--- Start RECORD EXCERPTS ---

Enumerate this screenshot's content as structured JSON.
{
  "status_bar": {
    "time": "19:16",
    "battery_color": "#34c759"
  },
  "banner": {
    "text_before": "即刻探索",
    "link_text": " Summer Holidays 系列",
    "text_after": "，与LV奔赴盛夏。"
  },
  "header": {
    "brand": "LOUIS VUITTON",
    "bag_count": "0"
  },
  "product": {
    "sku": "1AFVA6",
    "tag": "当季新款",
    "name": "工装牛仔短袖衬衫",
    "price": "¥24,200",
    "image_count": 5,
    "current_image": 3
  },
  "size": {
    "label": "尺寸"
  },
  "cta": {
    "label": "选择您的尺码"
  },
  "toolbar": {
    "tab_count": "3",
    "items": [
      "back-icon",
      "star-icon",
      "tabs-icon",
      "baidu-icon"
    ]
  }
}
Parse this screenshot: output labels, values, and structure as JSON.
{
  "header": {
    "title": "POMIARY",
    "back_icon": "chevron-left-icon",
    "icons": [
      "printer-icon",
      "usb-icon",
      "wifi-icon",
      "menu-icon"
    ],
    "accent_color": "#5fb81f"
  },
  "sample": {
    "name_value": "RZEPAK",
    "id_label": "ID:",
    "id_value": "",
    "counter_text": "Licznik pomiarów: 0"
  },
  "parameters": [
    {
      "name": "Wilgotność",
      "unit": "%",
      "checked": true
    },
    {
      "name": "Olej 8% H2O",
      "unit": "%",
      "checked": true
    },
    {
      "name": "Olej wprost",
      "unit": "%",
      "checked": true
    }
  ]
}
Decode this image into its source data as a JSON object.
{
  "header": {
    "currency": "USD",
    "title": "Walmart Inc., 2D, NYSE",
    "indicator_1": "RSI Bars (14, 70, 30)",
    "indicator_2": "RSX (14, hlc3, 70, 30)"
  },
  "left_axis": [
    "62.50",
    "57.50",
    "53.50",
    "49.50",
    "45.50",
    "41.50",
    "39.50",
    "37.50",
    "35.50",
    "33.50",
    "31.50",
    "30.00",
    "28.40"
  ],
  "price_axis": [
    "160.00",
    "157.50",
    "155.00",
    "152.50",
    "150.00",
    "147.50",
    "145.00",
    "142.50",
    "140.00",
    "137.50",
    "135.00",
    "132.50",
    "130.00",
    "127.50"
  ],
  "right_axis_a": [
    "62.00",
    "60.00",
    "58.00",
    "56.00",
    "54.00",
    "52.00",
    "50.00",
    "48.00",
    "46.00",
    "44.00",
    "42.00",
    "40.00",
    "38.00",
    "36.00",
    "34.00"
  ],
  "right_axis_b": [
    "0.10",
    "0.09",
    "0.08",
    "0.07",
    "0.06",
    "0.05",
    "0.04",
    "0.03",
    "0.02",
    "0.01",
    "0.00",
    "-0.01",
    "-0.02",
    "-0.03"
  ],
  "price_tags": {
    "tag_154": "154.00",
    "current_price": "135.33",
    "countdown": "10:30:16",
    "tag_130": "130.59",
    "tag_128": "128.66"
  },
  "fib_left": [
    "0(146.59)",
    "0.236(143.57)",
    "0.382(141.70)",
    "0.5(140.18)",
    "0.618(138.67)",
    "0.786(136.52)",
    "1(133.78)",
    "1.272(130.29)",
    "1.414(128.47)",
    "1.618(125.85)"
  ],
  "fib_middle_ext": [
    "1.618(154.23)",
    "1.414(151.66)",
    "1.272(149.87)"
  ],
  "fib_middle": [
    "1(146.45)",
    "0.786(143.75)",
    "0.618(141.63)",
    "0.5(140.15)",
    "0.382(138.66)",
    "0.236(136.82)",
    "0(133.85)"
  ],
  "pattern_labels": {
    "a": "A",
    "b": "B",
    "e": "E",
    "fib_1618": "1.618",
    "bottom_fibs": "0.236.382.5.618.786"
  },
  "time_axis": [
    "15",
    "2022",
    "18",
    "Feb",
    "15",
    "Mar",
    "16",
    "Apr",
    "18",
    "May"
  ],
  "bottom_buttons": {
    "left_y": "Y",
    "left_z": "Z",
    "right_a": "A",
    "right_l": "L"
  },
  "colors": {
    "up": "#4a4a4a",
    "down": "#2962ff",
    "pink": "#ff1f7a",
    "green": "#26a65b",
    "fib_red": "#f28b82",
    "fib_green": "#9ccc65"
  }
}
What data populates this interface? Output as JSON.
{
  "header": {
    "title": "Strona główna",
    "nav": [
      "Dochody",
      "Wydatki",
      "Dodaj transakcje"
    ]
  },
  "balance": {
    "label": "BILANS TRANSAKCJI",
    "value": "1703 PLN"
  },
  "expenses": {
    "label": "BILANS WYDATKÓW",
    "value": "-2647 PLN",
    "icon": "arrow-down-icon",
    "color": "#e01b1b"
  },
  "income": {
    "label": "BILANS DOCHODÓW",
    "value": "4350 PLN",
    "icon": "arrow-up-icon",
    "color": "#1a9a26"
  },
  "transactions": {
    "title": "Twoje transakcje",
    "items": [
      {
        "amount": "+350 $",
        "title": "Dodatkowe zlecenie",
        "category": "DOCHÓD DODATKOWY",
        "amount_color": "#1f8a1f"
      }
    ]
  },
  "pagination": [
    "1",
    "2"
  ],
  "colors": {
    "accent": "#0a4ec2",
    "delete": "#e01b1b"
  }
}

--- End RECORD EXCERPTS ---

## SET EXERCISE
The records above are to be copied in full, exactly as written.

## ANSWER BELOW
Enumerate this screenshot's content as structured JSON.
{
  "status_bar": {
    "time": "19:16",
    "battery_color": "#34c759"
  },
  "banner": {
    "text_before": "即刻探索",
    "link_text": " Summer Holidays 系列",
    "text_after": "，与LV奔赴盛夏。"
  },
  "header": {
    "brand": "LOUIS VUITTON",
    "bag_count": "0"
  },
  "product": {
    "sku": "1AFVA6",
    "tag": "当季新款",
    "name": "工装牛仔短袖衬衫",
    "price": "¥24,200",
    "image_count": 5,
    "current_image": 3
  },
  "size": {
    "label": "尺寸"
  },
  "cta": {
    "label": "选择您的尺码"
  },
  "toolbar": {
    "tab_count": "3",
    "items": [
      "back-icon",
      "star-icon",
      "tabs-icon",
      "baidu-icon"
    ]
  }
}
Parse this screenshot: output labels, values, and structure as JSON.
{
  "header": {
    "title": "POMIARY",
    "back_icon": "chevron-left-icon",
    "icons": [
      "printer-icon",
      "usb-icon",
      "wifi-icon",
      "menu-icon"
    ],
    "accent_color": "#5fb81f"
  },
  "sample": {
    "name_value": "RZEPAK",
    "id_label": "ID:",
    "id_value": "",
    "counter_text": "Licznik pomiarów: 0"
  },
  "parameters": [
    {
      "name": "Wilgotność",
      "unit": "%",
      "checked": true
    },
    {
      "name": "Olej 8% H2O",
      "unit": "%",
      "checked": true
    },
    {
      "name": "Olej wprost",
      "unit": "%",
      "checked": true
    }
  ]
}
Decode this image into its source data as a JSON object.
{
  "header": {
    "currency": "USD",
    "title": "Walmart Inc., 2D, NYSE",
    "indicator_1": "RSI Bars (14, 70, 30)",
    "indicator_2": "RSX (14, hlc3, 70, 30)"
  },
  "left_axis": [
    "62.50",
    "57.50",
    "53.50",
    "49.50",
    "45.50",
    "41.50",
    "39.50",
    "37.50",
    "35.50",
    "33.50",
    "31.50",
    "30.00",
    "28.40"
  ],
  "price_axis": [
    "160.00",
    "157.50",
    "155.00",
    "152.50",
    "150.00",
    "147.50",
    "145.00",
    "142.50",
    "140.00",
    "137.50",
    "135.00",
    "132.50",
    "130.00",
    "127.50"
  ],
  "right_axis_a": [
    "62.00",
    "60.00",
    "58.00",
    "56.00",
    "54.00",
    "52.00",
    "50.00",
    "48.00",
    "46.00",
    "44.00",
    "42.00",
    "40.00",
    "38.00",
    "36.00",
    "34.00"
  ],
  "right_axis_b": [
    "0.10",
    "0.09",
    "0.08",
    "0.07",
    "0.06",
    "0.05",
    "0.04",
    "0.03",
    "0.02",
    "0.01",
    "0.00",
    "-0.01",
    "-0.02",
    "-0.03"
  ],
  "price_tags": {
    "tag_154": "154.00",
    "current_price": "135.33",
    "countdown": "10:30:16",
    "tag_130": "130.59",
    "tag_128": "128.66"
  },
  "fib_left": [
    "0(146.59)",
    "0.236(143.57)",
    "0.382(141.70)",
    "0.5(140.18)",
    "0.618(138.67)",
    "0.786(136.52)",
    "1(133.78)",
    "1.272(130.29)",
    "1.414(128.47)",
    "1.618(125.85)"
  ],
  "fib_middle_ext": [
    "1.618(154.23)",
    "1.414(151.66)",
    "1.272(149.87)"
  ],
  "fib_middle": [
    "1(146.45)",
    "0.786(143.75)",
    "0.618(141.63)",
    "0.5(140.15)",
    "0.382(138.66)",
    "0.236(136.82)",
    "0(133.85)"
  ],
  "pattern_labels": {
    "a": "A",
    "b": "B",
    "e": "E",
    "fib_1618": "1.618",
    "bottom_fibs": "0.236.382.5.618.786"
  },
  "time_axis": [
    "15",
    "2022",
    "18",
    "Feb",
    "15",
    "Mar",
    "16",
    "Apr",
    "18",
    "May"
  ],
  "bottom_buttons": {
    "left_y": "Y",
    "left_z": "Z",
    "right_a": "A",
    "right_l": "L"
  },
  "colors": {
    "up": "#4a4a4a",
    "down": "#2962ff",
    "pink": "#ff1f7a",
    "green": "#26a65b",
    "fib_red": "#f28b82",
    "fib_green": "#9ccc65"
  }
}
What data populates this interface? Output as JSON.
{
  "header": {
    "title": "Strona główna",
    "nav": [
      "Dochody",
      "Wydatki",
      "Dodaj transakcje"
    ]
  },
  "balance": {
    "label": "BILANS TRANSAKCJI",
    "value": "1703 PLN"
  },
  "expenses": {
    "label": "BILANS WYDATKÓW",
    "value": "-2647 PLN",
    "icon": "arrow-down-icon",
    "color": "#e01b1b"
  },
  "income": {
    "label": "BILANS DOCHODÓW",
    "value": "4350 PLN",
    "icon": "arrow-up-icon",
    "color": "#1a9a26"
  },
  "transactions": {
    "title": "Twoje transakcje",
    "items": [
      {
        "amount": "+350 $",
        "title": "Dodatkowe zlecenie",
        "category": "DOCHÓD DODATKOWY",
        "amount_color": "#1f8a1f"
      }
    ]
  },
  "pagination": [
    "1",
    "2"
  ],
  "colors": {
    "accent": "#0a4ec2",
    "delete": "#e01b1b"
  }
}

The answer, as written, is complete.